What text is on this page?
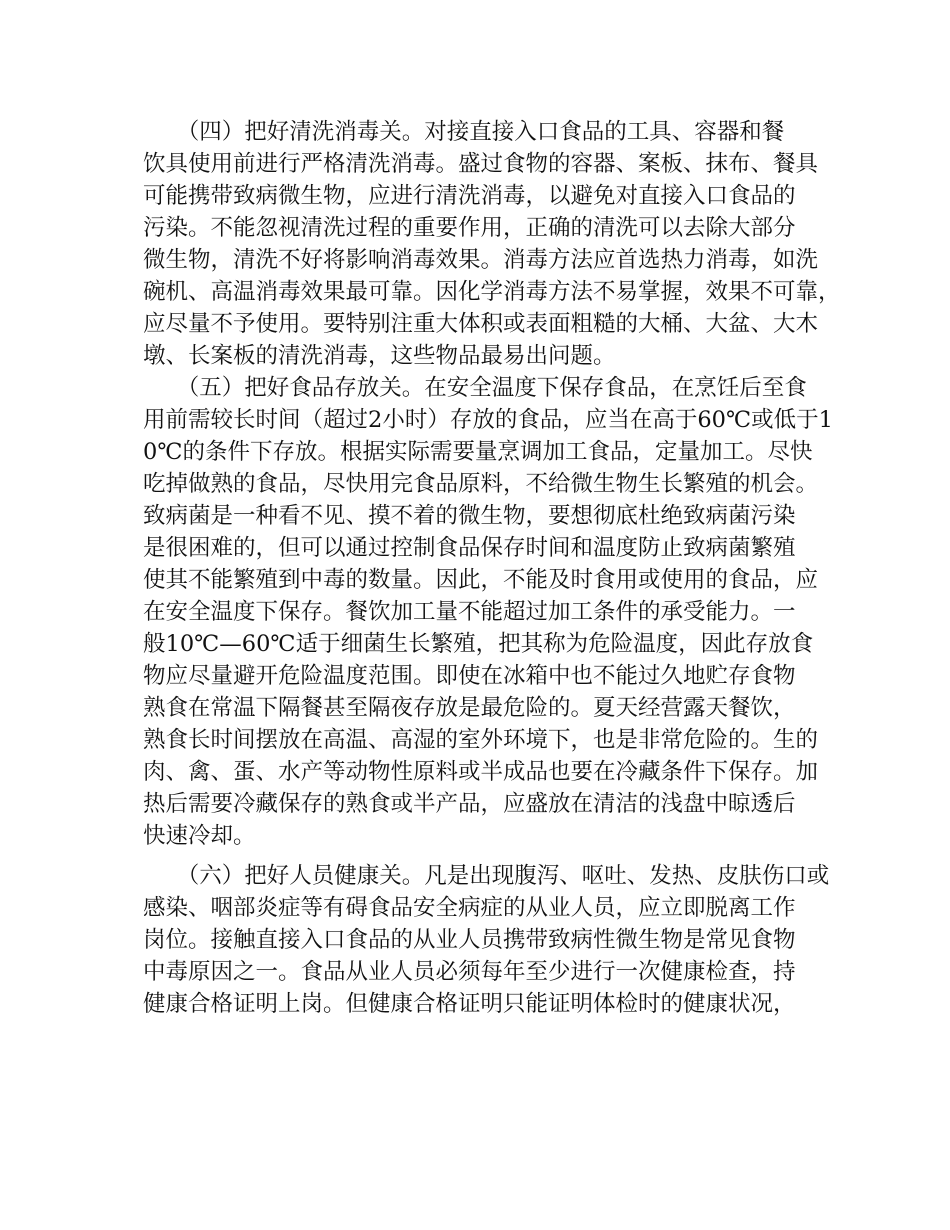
　　（四）把好清洗消毒关。对接直接入口食品的工具、容器和餐
饮具使用前进行严格清洗消毒。盛过食物的容器、案板、抹布、餐具
可能携带致病微生物，应进行清洗消毒，以避免对直接入口食品的
污染。不能忽视清洗过程的重要作用，正确的清洗可以去除大部分
微生物，清洗不好将影响消毒效果。消毒方法应首选热力消毒，如洗
碗机、高温消毒效果最可靠。因化学消毒方法不易掌握，效果不可靠，
应尽量不予使用。要特别注重大体积或表面粗糙的大桶、大盆、大木
墩、长案板的清洗消毒，这些物品最易出问题。
　　（五）把好食品存放关。在安全温度下保存食品，在烹饪后至食
用前需较长时间（超过2小时）存放的食品，应当在高于60℃或低于1
0℃的条件下存放。根据实际需要量烹调加工食品，定量加工。尽快
吃掉做熟的食品，尽快用完食品原料，不给微生物生长繁殖的机会。
致病菌是一种看不见、摸不着的微生物，要想彻底杜绝致病菌污染
是很困难的，但可以通过控制食品保存时间和温度防止致病菌繁殖
使其不能繁殖到中毒的数量。因此，不能及时食用或使用的食品，应
在安全温度下保存。餐饮加工量不能超过加工条件的承受能力。一
般10℃—60℃适于细菌生长繁殖，把其称为危险温度，因此存放食
物应尽量避开危险温度范围。即使在冰箱中也不能过久地贮存食物
熟食在常温下隔餐甚至隔夜存放是最危险的。夏天经营露天餐饮，
熟食长时间摆放在高温、高湿的室外环境下，也是非常危险的。生的
肉、禽、蛋、水产等动物性原料或半成品也要在冷藏条件下保存。加
热后需要冷藏保存的熟食或半产品，应盛放在清洁的浅盘中晾透后
快速冷却。
　　（六）把好人员健康关。凡是出现腹泻、呕吐、发热、皮肤伤口或
感染、咽部炎症等有碍食品安全病症的从业人员，应立即脱离工作
岗位。接触直接入口食品的从业人员携带致病性微生物是常见食物
中毒原因之一。食品从业人员必须每年至少进行一次健康检查，持
健康合格证明上岗。但健康合格证明只能证明体检时的健康状况，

########

# WRITTEN INSTRUCTION
Can you repeat every record above exactly, apart from the pictures?

# WRITTEN ANSWER
What text is on this page?
　　（四）把好清洗消毒关。对接直接入口食品的工具、容器和餐
饮具使用前进行严格清洗消毒。盛过食物的容器、案板、抹布、餐具
可能携带致病微生物，应进行清洗消毒，以避免对直接入口食品的
污染。不能忽视清洗过程的重要作用，正确的清洗可以去除大部分
微生物，清洗不好将影响消毒效果。消毒方法应首选热力消毒，如洗
碗机、高温消毒效果最可靠。因化学消毒方法不易掌握，效果不可靠，
应尽量不予使用。要特别注重大体积或表面粗糙的大桶、大盆、大木
墩、长案板的清洗消毒，这些物品最易出问题。
　　（五）把好食品存放关。在安全温度下保存食品，在烹饪后至食
用前需较长时间（超过2小时）存放的食品，应当在高于60℃或低于1
0℃的条件下存放。根据实际需要量烹调加工食品，定量加工。尽快
吃掉做熟的食品，尽快用完食品原料，不给微生物生长繁殖的机会。
致病菌是一种看不见、摸不着的微生物，要想彻底杜绝致病菌污染
是很困难的，但可以通过控制食品保存时间和温度防止致病菌繁殖
使其不能繁殖到中毒的数量。因此，不能及时食用或使用的食品，应
在安全温度下保存。餐饮加工量不能超过加工条件的承受能力。一
般10℃—60℃适于细菌生长繁殖，把其称为危险温度，因此存放食
物应尽量避开危险温度范围。即使在冰箱中也不能过久地贮存食物
熟食在常温下隔餐甚至隔夜存放是最危险的。夏天经营露天餐饮，
熟食长时间摆放在高温、高湿的室外环境下，也是非常危险的。生的
肉、禽、蛋、水产等动物性原料或半成品也要在冷藏条件下保存。加
热后需要冷藏保存的熟食或半产品，应盛放在清洁的浅盘中晾透后
快速冷却。
　　（六）把好人员健康关。凡是出现腹泻、呕吐、发热、皮肤伤口或
感染、咽部炎症等有碍食品安全病症的从业人员，应立即脱离工作
岗位。接触直接入口食品的从业人员携带致病性微生物是常见食物
中毒原因之一。食品从业人员必须每年至少进行一次健康检查，持
健康合格证明上岗。但健康合格证明只能证明体检时的健康状况，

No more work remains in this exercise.